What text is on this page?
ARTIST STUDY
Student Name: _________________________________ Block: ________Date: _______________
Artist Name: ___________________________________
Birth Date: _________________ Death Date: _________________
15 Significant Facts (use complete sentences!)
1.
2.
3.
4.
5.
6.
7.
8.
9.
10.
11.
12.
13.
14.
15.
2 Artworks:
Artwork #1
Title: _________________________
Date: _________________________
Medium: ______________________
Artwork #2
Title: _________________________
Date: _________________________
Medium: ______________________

---

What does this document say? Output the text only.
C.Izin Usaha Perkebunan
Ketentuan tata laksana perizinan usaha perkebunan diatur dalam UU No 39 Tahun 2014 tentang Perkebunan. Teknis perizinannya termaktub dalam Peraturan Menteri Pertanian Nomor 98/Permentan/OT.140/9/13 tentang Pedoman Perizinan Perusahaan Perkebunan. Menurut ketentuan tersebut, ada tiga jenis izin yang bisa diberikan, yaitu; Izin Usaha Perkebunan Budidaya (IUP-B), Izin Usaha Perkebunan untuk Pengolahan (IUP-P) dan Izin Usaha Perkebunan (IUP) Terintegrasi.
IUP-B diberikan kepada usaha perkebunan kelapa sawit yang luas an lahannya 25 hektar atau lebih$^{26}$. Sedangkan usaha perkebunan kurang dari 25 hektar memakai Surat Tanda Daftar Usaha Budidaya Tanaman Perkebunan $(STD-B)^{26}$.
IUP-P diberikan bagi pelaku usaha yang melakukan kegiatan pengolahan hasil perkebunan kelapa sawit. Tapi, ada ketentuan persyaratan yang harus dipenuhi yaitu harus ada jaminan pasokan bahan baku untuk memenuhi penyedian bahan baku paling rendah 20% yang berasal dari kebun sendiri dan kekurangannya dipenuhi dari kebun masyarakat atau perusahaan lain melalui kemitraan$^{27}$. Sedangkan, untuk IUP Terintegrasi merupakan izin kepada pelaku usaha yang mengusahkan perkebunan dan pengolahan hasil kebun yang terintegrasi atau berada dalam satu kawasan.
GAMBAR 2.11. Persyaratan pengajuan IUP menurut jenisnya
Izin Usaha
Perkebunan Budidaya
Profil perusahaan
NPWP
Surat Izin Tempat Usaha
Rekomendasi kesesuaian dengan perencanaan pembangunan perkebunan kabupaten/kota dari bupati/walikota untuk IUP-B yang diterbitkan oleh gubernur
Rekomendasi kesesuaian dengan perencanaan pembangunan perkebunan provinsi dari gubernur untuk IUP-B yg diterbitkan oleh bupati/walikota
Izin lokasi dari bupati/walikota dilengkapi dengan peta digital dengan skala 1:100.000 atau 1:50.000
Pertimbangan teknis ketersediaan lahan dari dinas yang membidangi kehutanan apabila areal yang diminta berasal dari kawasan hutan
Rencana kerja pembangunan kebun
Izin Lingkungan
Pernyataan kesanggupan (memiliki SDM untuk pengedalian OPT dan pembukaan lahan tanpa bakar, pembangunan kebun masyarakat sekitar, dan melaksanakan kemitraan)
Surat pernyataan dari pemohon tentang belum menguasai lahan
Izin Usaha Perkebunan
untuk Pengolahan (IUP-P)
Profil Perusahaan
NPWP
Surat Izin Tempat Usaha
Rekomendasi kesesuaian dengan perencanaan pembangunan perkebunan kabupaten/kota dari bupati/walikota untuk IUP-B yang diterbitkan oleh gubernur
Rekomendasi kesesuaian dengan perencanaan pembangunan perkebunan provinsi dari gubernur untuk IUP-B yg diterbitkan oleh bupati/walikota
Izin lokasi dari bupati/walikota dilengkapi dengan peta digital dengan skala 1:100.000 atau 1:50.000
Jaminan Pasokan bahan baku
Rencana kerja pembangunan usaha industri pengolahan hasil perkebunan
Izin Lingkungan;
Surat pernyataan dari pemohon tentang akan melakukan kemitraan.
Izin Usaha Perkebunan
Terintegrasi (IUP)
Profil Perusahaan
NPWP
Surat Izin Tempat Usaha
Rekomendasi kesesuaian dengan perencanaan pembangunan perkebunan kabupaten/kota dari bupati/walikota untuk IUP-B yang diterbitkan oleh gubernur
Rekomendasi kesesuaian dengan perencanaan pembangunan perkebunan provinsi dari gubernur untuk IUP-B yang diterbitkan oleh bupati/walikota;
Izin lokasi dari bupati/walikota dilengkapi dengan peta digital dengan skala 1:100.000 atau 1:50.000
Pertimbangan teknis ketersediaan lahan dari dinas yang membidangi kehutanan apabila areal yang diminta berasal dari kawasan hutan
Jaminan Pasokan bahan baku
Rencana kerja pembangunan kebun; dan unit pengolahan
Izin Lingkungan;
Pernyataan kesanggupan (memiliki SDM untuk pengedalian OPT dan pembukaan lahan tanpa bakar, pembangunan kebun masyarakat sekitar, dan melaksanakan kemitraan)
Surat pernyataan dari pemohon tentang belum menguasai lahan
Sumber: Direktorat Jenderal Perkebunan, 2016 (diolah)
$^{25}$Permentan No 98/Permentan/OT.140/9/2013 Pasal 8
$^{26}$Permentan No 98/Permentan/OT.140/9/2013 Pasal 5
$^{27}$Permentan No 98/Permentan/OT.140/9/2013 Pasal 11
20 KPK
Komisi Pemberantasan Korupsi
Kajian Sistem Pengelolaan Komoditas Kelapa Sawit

Aim ▸ Return every line above that contains the word "this".

Written reply ▸
What text is on this page?
What does this document say? Output the text only.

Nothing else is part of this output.